=== Passage provided ===

Snap’s Evan Spiegel Uses a Lot of Words to Miss the Point
(Bloomberg Opinion) -- Let’s stipulate that it’s not a great idea for the boss to send his employees memos that top 6,500 words, as Snap Inc. CEO Evan Spiegel did recently. That missive is eight times the length of this column. (You should, however, feel free to read this column eight times.)
But really, I want to take issue with Spiegel’s lack of focus. Among the CEO’s goals for 2019 laid out in his novella: expand into less-developed countries that Snap has largely ignored, attract more people older than 35 to the Snapchat app, boost revenue growth, and — this one is a stretch — turn a profit.
This combination of goals does not seem possible in one year, even allowing for some hyperbole to stoke employees’ ambitions. And it is notable in the memo how much Spiegel has turned aside the quirks of Snap’s strategy that he once trumpeted as strengths and now singles out as flaws.
First, on going global: Spiegel says in his memo that 2019 is the year for Snap to start “digging our moat in the developing world.”That’s a change from Snap’s prior strategy of expanding slowly beyond the U.S., the United Kingdom, France and other countries where use of Snapchat is concentrated. For one thing, it costs Snap a fortune to expand, particularly in developing countries, and for little immediate financial gain.
Snap has a unique cost model for a big internet company under which it leans on the computing power of Amazon and Google to fire off every photo and video posted by Snapchat users. This outsourced computing approach allows Snap to expand globally without building its own computer networks. But it also means Snap pays for every post sent by its users in countries where the company isn’t going to generate significant advertising revenue.
In its IPO filing last year, Snap said that it benefits “from the concentration of our users in developed markets” because its computer costs are lower and its potential advertising revenue is larger compared with countries such as India with large populations but a nascent mobile internet and relatively small mobile advertising sales.
Spiegel in his employee memo acknowledges that it will be tough to generate ad sales from new app users in developing countries, but he said Snap needed to do this to establish itself in new spots and give its current users more choices with whom to interact. Fair enough, but Spiegel’s desire for globe-trotting highlights the inherent weakness of Snap’s cost model. It’s not clear whether Snap plans to develop a less data-hungry version of its app for countries where cellular internet is weaker and costly.

=== Data supplied ===

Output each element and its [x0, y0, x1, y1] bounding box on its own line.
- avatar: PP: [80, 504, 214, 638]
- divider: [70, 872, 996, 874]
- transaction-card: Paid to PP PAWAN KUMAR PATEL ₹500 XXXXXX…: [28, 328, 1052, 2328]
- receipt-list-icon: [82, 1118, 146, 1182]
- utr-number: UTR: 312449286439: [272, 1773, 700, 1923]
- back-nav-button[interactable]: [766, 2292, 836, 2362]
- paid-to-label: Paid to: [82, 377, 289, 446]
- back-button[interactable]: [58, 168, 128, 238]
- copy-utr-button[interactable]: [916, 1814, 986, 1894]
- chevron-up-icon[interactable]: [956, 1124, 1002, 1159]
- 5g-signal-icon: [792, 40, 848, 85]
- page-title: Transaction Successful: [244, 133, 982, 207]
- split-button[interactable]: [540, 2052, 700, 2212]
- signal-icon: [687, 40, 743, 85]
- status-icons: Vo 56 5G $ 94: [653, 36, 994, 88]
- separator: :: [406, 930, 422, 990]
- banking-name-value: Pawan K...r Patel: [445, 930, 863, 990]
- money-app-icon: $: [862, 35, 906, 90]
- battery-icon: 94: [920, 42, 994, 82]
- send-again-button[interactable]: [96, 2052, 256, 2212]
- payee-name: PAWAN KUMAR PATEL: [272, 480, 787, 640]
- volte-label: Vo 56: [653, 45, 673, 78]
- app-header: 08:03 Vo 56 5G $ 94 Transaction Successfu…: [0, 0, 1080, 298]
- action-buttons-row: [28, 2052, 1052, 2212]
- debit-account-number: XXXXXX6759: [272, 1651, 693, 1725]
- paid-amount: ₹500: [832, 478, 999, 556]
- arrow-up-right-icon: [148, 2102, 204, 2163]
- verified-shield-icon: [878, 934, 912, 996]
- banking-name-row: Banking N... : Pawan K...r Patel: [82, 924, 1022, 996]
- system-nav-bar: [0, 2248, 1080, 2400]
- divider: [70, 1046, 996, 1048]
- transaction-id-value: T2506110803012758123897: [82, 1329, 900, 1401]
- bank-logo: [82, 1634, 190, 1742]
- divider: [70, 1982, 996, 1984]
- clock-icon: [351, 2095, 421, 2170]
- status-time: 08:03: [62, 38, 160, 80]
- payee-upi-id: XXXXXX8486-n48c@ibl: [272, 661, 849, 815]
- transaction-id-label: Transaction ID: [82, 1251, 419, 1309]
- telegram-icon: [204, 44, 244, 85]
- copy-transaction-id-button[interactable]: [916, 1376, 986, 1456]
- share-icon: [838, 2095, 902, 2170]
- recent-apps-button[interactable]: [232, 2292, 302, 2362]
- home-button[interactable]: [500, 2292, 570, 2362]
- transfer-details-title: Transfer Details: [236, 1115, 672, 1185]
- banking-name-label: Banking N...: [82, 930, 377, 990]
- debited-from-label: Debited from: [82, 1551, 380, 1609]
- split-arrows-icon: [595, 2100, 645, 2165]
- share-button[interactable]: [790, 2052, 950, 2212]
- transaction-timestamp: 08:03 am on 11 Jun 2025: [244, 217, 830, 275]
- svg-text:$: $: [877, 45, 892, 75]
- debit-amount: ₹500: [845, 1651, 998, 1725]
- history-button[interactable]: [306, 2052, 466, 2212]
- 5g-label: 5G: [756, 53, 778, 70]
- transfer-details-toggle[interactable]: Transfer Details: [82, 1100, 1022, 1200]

===

**Required action 1:** Reproduce word for word the stretch of the column about Evan Spiegel's memo from "Snap has a unique" through "mobile advertising sales.".
**Required action 2:**
Answer these questions from the column about Evan Spiegel's memo:
(a) What length did the memo Spiegel sent to employees top?
(b) Which two companies' computing power does Snap lean on to send every photo and video posted by Snapchat users?
(c) In Snap's IPO filing, which country is given as an example of a large population with a nascent mobile internet?
**Required action 3:** Go on with the column about Evan Spiegel's memo, picking up after its final sentence.

**Response box 1:**
Snap has a unique cost model for a big internet company under which it leans on the computing power of Amazon and Google to fire off every photo and video posted by Snapchat users. This outsourced computing approach allows Snap to expand globally without building its own computer networks. But it also means Snap pays for every post sent by its users in countries where the company isn’t going to generate significant advertising revenue.
In its IPO filing last year, Snap said that it benefits “from the concentration of our users in developed markets” because its computer costs are lower and its potential advertising revenue is larger compared with countries such as India with large populations but a nascent mobile internet and relatively small mobile advertising sales.

**Response box 2:**
(a) 6,500 words
(b) Amazon and Google
(c) India

**Response box 3:**
Spiegel also said his company wants to draw more people outside the loyal teens and twenty-somethings that have been core users of Snapchat. You might remember — although Spiegel himself does not — that the CEO initially said the goal of Snapchat’s controversial app redesign was to make it less baffling to newcomers and perhaps draw in older people who might have ignored it. That goal was quickly forgotten once Spiegel latched onto other, self-aggrandizing missions of a reworked app that Snapchat fans turned against.
Snap was never really a purist about sticking solely to younger users in developed countries. That pitch was always a positive spin on Snap’s relatively small audience numbers. Now, though, Spiegel’s articulation of the twin mission of going global and attracting older people seems to betray Snap’s worry that it doesn’t have enough people using its app. It feels a little desperate after Snapchat’s struggles for the company to suddenly want to get big fast.
Now I get to what Spiegel called the “2019 stretch output goal” of increasing revenue growth and generating “full year free cash flow and profitability.” Insert the crying-laughing emoji here. Snap’s growth has been disappointing so far. A year ago, analysts expected 2018 revenue to reach $1.6 billion, Bloomberg data show. Instead, revenue will be closer to $1.2 billion. Spiegel shouldn’t be trying to inflate expectations after repeatedly missing them.
I assume Spiegel’s note was supposed to be a call to arms for employees. Instead, it spotlighted his weakness as an unfocused leader with a muddled mission.
This column does not necessarily reflect the opinion of the editorial board or Bloomberg LP and its owners.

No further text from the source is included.